» WORK TO COMPLETE
All of the entries need to be written out again, exactly as they are.

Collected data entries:

++++++++++

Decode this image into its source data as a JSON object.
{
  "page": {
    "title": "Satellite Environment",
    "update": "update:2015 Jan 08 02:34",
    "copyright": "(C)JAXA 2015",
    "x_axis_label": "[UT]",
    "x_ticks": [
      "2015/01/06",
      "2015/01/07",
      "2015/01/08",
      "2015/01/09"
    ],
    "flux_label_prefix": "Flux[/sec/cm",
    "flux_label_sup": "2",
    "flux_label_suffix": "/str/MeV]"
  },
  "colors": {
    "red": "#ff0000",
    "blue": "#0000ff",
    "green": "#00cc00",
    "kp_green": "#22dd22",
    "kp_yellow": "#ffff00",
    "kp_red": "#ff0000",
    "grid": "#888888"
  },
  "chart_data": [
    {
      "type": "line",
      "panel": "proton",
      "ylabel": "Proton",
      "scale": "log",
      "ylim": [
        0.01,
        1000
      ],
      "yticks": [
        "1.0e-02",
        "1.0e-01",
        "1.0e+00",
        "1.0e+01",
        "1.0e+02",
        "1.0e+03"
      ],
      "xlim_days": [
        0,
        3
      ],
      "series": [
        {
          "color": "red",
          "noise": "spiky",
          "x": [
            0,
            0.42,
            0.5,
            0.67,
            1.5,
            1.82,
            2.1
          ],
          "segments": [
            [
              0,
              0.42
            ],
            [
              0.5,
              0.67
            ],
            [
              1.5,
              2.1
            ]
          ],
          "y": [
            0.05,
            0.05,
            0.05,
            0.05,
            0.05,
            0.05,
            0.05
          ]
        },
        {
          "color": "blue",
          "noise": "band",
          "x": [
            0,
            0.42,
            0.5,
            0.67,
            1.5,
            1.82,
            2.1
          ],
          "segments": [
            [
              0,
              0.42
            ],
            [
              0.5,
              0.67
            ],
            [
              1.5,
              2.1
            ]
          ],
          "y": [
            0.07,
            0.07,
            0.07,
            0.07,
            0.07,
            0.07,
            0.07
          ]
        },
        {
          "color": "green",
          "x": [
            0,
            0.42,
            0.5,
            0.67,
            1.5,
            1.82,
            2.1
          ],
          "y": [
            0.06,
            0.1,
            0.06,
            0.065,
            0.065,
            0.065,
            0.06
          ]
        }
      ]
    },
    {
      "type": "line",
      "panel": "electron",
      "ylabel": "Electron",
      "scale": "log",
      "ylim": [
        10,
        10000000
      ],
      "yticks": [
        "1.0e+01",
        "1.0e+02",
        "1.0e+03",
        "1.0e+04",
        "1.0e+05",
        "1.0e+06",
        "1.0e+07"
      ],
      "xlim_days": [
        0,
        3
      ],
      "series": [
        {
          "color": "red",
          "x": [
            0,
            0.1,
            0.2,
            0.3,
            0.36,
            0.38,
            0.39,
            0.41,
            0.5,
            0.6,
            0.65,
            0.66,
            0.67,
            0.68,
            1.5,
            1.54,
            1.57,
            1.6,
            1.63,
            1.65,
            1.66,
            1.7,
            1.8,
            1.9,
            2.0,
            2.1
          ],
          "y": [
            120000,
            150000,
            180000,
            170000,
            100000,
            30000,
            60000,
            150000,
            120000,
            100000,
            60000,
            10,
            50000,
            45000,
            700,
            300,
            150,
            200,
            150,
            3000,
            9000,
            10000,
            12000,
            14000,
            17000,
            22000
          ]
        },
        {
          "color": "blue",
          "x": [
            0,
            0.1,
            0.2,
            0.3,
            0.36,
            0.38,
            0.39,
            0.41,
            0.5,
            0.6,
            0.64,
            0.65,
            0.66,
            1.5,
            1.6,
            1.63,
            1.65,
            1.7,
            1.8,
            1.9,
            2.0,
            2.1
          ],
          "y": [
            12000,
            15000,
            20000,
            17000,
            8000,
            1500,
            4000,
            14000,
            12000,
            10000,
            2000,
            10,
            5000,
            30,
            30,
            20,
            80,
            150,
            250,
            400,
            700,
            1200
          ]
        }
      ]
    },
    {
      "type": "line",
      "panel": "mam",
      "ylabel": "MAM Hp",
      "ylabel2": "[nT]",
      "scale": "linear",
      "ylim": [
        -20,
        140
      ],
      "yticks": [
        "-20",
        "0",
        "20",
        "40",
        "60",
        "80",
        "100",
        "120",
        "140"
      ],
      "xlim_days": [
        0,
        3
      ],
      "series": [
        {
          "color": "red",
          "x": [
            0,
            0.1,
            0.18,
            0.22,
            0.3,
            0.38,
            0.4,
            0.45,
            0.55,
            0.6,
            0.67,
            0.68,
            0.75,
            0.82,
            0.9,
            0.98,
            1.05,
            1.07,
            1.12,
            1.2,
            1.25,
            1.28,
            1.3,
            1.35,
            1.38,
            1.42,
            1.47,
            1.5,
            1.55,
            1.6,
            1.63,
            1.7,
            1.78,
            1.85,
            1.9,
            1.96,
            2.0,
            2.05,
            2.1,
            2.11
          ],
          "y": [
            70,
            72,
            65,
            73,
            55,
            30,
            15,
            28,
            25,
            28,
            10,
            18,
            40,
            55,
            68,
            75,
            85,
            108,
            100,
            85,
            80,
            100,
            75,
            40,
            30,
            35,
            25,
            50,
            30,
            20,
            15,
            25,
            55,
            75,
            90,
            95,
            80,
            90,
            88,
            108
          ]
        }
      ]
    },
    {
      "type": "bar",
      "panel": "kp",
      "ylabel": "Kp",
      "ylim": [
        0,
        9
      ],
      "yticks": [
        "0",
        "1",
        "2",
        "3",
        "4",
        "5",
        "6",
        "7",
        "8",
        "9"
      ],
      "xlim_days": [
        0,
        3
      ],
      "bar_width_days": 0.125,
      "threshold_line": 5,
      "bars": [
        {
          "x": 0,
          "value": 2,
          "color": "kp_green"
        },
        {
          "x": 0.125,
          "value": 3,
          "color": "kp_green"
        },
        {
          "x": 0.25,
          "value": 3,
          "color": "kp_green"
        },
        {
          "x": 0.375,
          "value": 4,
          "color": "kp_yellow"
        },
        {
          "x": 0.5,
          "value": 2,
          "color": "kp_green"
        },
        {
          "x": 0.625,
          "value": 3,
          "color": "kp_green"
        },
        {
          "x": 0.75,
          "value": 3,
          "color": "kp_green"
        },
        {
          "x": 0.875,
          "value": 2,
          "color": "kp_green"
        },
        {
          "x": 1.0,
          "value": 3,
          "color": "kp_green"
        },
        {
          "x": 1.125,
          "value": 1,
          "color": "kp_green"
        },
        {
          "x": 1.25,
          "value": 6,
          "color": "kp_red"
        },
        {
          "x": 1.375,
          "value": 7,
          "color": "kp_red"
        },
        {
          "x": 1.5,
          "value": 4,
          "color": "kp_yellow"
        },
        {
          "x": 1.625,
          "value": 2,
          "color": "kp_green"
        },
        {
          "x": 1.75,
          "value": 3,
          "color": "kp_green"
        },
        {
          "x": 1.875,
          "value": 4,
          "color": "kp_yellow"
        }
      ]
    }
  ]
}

++++++++++

» SOLUTION FOR THIS TASK
Decode this image into its source data as a JSON object.
{
  "page": {
    "title": "Satellite Environment",
    "update": "update:2015 Jan 08 02:34",
    "copyright": "(C)JAXA 2015",
    "x_axis_label": "[UT]",
    "x_ticks": [
      "2015/01/06",
      "2015/01/07",
      "2015/01/08",
      "2015/01/09"
    ],
    "flux_label_prefix": "Flux[/sec/cm",
    "flux_label_sup": "2",
    "flux_label_suffix": "/str/MeV]"
  },
  "colors": {
    "red": "#ff0000",
    "blue": "#0000ff",
    "green": "#00cc00",
    "kp_green": "#22dd22",
    "kp_yellow": "#ffff00",
    "kp_red": "#ff0000",
    "grid": "#888888"
  },
  "chart_data": [
    {
      "type": "line",
      "panel": "proton",
      "ylabel": "Proton",
      "scale": "log",
      "ylim": [
        0.01,
        1000
      ],
      "yticks": [
        "1.0e-02",
        "1.0e-01",
        "1.0e+00",
        "1.0e+01",
        "1.0e+02",
        "1.0e+03"
      ],
      "xlim_days": [
        0,
        3
      ],
      "series": [
        {
          "color": "red",
          "noise": "spiky",
          "x": [
            0,
            0.42,
            0.5,
            0.67,
            1.5,
            1.82,
            2.1
          ],
          "segments": [
            [
              0,
              0.42
            ],
            [
              0.5,
              0.67
            ],
            [
              1.5,
              2.1
            ]
          ],
          "y": [
            0.05,
            0.05,
            0.05,
            0.05,
            0.05,
            0.05,
            0.05
          ]
        },
        {
          "color": "blue",
          "noise": "band",
          "x": [
            0,
            0.42,
            0.5,
            0.67,
            1.5,
            1.82,
            2.1
          ],
          "segments": [
            [
              0,
              0.42
            ],
            [
              0.5,
              0.67
            ],
            [
              1.5,
              2.1
            ]
          ],
          "y": [
            0.07,
            0.07,
            0.07,
            0.07,
            0.07,
            0.07,
            0.07
          ]
        },
        {
          "color": "green",
          "x": [
            0,
            0.42,
            0.5,
            0.67,
            1.5,
            1.82,
            2.1
          ],
          "y": [
            0.06,
            0.1,
            0.06,
            0.065,
            0.065,
            0.065,
            0.06
          ]
        }
      ]
    },
    {
      "type": "line",
      "panel": "electron",
      "ylabel": "Electron",
      "scale": "log",
      "ylim": [
        10,
        10000000
      ],
      "yticks": [
        "1.0e+01",
        "1.0e+02",
        "1.0e+03",
        "1.0e+04",
        "1.0e+05",
        "1.0e+06",
        "1.0e+07"
      ],
      "xlim_days": [
        0,
        3
      ],
      "series": [
        {
          "color": "red",
          "x": [
            0,
            0.1,
            0.2,
            0.3,
            0.36,
            0.38,
            0.39,
            0.41,
            0.5,
            0.6,
            0.65,
            0.66,
            0.67,
            0.68,
            1.5,
            1.54,
            1.57,
            1.6,
            1.63,
            1.65,
            1.66,
            1.7,
            1.8,
            1.9,
            2.0,
            2.1
          ],
          "y": [
            120000,
            150000,
            180000,
            170000,
            100000,
            30000,
            60000,
            150000,
            120000,
            100000,
            60000,
            10,
            50000,
            45000,
            700,
            300,
            150,
            200,
            150,
            3000,
            9000,
            10000,
            12000,
            14000,
            17000,
            22000
          ]
        },
        {
          "color": "blue",
          "x": [
            0,
            0.1,
            0.2,
            0.3,
            0.36,
            0.38,
            0.39,
            0.41,
            0.5,
            0.6,
            0.64,
            0.65,
            0.66,
            1.5,
            1.6,
            1.63,
            1.65,
            1.7,
            1.8,
            1.9,
            2.0,
            2.1
          ],
          "y": [
            12000,
            15000,
            20000,
            17000,
            8000,
            1500,
            4000,
            14000,
            12000,
            10000,
            2000,
            10,
            5000,
            30,
            30,
            20,
            80,
            150,
            250,
            400,
            700,
            1200
          ]
        }
      ]
    },
    {
      "type": "line",
      "panel": "mam",
      "ylabel": "MAM Hp",
      "ylabel2": "[nT]",
      "scale": "linear",
      "ylim": [
        -20,
        140
      ],
      "yticks": [
        "-20",
        "0",
        "20",
        "40",
        "60",
        "80",
        "100",
        "120",
        "140"
      ],
      "xlim_days": [
        0,
        3
      ],
      "series": [
        {
          "color": "red",
          "x": [
            0,
            0.1,
            0.18,
            0.22,
            0.3,
            0.38,
            0.4,
            0.45,
            0.55,
            0.6,
            0.67,
            0.68,
            0.75,
            0.82,
            0.9,
            0.98,
            1.05,
            1.07,
            1.12,
            1.2,
            1.25,
            1.28,
            1.3,
            1.35,
            1.38,
            1.42,
            1.47,
            1.5,
            1.55,
            1.6,
            1.63,
            1.7,
            1.78,
            1.85,
            1.9,
            1.96,
            2.0,
            2.05,
            2.1,
            2.11
          ],
          "y": [
            70,
            72,
            65,
            73,
            55,
            30,
            15,
            28,
            25,
            28,
            10,
            18,
            40,
            55,
            68,
            75,
            85,
            108,
            100,
            85,
            80,
            100,
            75,
            40,
            30,
            35,
            25,
            50,
            30,
            20,
            15,
            25,
            55,
            75,
            90,
            95,
            80,
            90,
            88,
            108
          ]
        }
      ]
    },
    {
      "type": "bar",
      "panel": "kp",
      "ylabel": "Kp",
      "ylim": [
        0,
        9
      ],
      "yticks": [
        "0",
        "1",
        "2",
        "3",
        "4",
        "5",
        "6",
        "7",
        "8",
        "9"
      ],
      "xlim_days": [
        0,
        3
      ],
      "bar_width_days": 0.125,
      "threshold_line": 5,
      "bars": [
        {
          "x": 0,
          "value": 2,
          "color": "kp_green"
        },
        {
          "x": 0.125,
          "value": 3,
          "color": "kp_green"
        },
        {
          "x": 0.25,
          "value": 3,
          "color": "kp_green"
        },
        {
          "x": 0.375,
          "value": 4,
          "color": "kp_yellow"
        },
        {
          "x": 0.5,
          "value": 2,
          "color": "kp_green"
        },
        {
          "x": 0.625,
          "value": 3,
          "color": "kp_green"
        },
        {
          "x": 0.75,
          "value": 3,
          "color": "kp_green"
        },
        {
          "x": 0.875,
          "value": 2,
          "color": "kp_green"
        },
        {
          "x": 1.0,
          "value": 3,
          "color": "kp_green"
        },
        {
          "x": 1.125,
          "value": 1,
          "color": "kp_green"
        },
        {
          "x": 1.25,
          "value": 6,
          "color": "kp_red"
        },
        {
          "x": 1.375,
          "value": 7,
          "color": "kp_red"
        },
        {
          "x": 1.5,
          "value": 4,
          "color": "kp_yellow"
        },
        {
          "x": 1.625,
          "value": 2,
          "color": "kp_green"
        },
        {
          "x": 1.75,
          "value": 3,
          "color": "kp_green"
        },
        {
          "x": 1.875,
          "value": 4,
          "color": "kp_yellow"
        }
      ]
    }
  ]
}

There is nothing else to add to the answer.